Task: Search the material below for the string "Specification" and list each line that holds it.

Input:
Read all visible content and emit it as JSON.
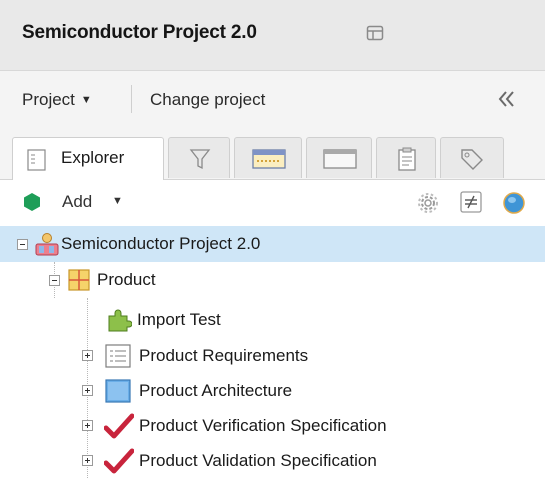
{
  "header": {
    "title": "Semiconductor Project 2.0"
  },
  "project_bar": {
    "project_menu": "Project",
    "change_project": "Change project"
  },
  "tabs": [
    {
      "label": "Explorer",
      "icon": "explorer-icon",
      "active": true
    },
    {
      "label": "",
      "icon": "filter-icon",
      "active": false
    },
    {
      "label": "",
      "icon": "timeline-icon",
      "active": false
    },
    {
      "label": "",
      "icon": "window-icon",
      "active": false
    },
    {
      "label": "",
      "icon": "clipboard-icon",
      "active": false
    },
    {
      "label": "",
      "icon": "tag-icon",
      "active": false
    }
  ],
  "toolbar": {
    "add_label": "Add"
  },
  "tree": {
    "root": {
      "label": "Semiconductor Project 2.0",
      "icon": "project-icon",
      "expanded": true
    },
    "product": {
      "label": "Product",
      "icon": "folder-grid-icon",
      "expanded": true
    },
    "children": [
      {
        "label": "Import Test",
        "icon": "puzzle-icon",
        "expandable": false
      },
      {
        "label": "Product Requirements",
        "icon": "document-list-icon",
        "expandable": true
      },
      {
        "label": "Product Architecture",
        "icon": "architecture-icon",
        "expandable": true
      },
      {
        "label": "Product Verification Specification",
        "icon": "checkmark-icon",
        "expandable": true
      },
      {
        "label": "Product Validation Specification",
        "icon": "checkmark-icon",
        "expandable": true
      }
    ]
  },
  "colors": {
    "selected_row": "#cfe6f7",
    "check_red": "#c8243c",
    "add_green": "#1e9e58",
    "header_bg": "#e9e9e9"
  }
}
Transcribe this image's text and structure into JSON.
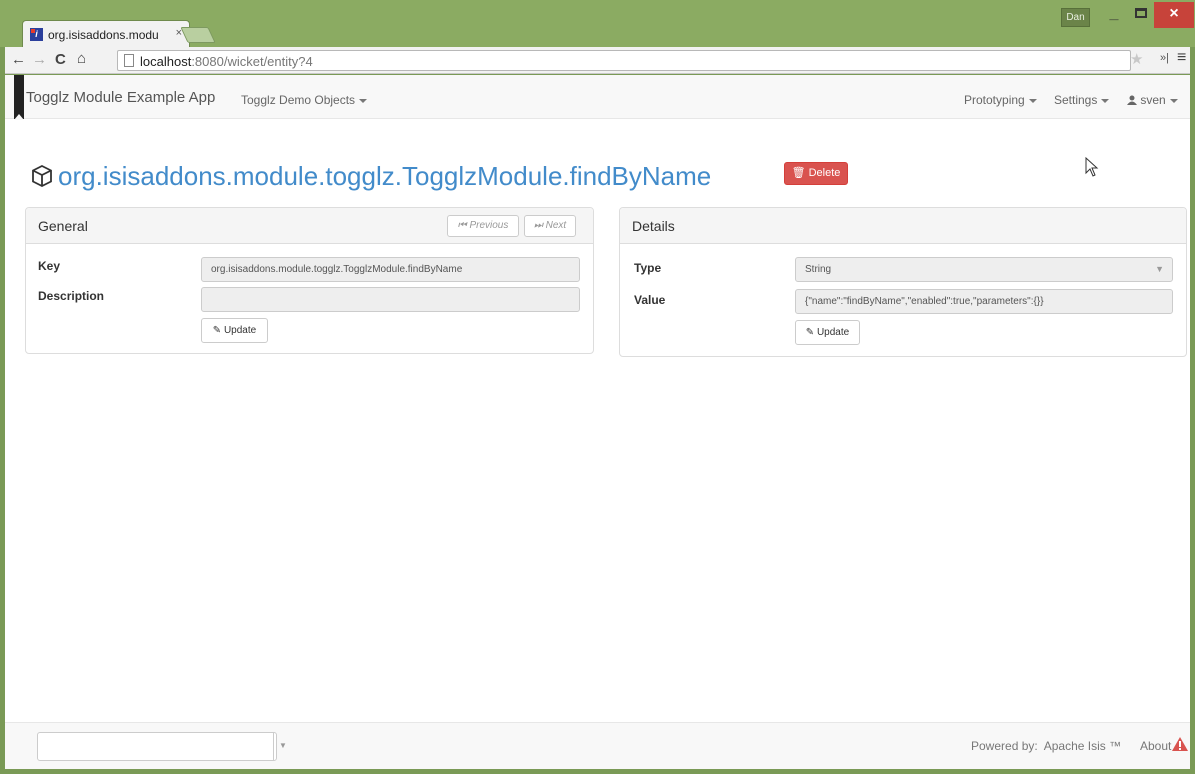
{
  "browser": {
    "tab_title": "org.isisaddons.modu",
    "tab_close": "×",
    "user_badge": "Dan",
    "url_host": "localhost",
    "url_rest": ":8080/wicket/entity?4"
  },
  "navbar": {
    "brand": "Togglz Module Example App",
    "menu_demo": "Togglz Demo Objects",
    "menu_prototyping": "Prototyping",
    "menu_settings": "Settings",
    "menu_user": "sven"
  },
  "entity": {
    "title": "org.isisaddons.module.togglz.TogglzModule.findByName",
    "delete_label": "Delete"
  },
  "general": {
    "heading": "General",
    "previous_label": "Previous",
    "next_label": "Next",
    "key_label": "Key",
    "key_value": "org.isisaddons.module.togglz.TogglzModule.findByName",
    "description_label": "Description",
    "description_value": "",
    "update_label": "Update"
  },
  "details": {
    "heading": "Details",
    "type_label": "Type",
    "type_value": "String",
    "value_label": "Value",
    "value_value": "{\"name\":\"findByName\",\"enabled\":true,\"parameters\":{}}",
    "update_label": "Update"
  },
  "footer": {
    "powered_label": "Powered by:",
    "powered_value": "Apache Isis ™",
    "about_label": "About"
  },
  "colors": {
    "link": "#428bca",
    "danger": "#d9534f",
    "frame": "#8bab62"
  }
}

Solution to the exercise:
        "label": "Product Verification Specification",
        "label": "Product Validation Specification",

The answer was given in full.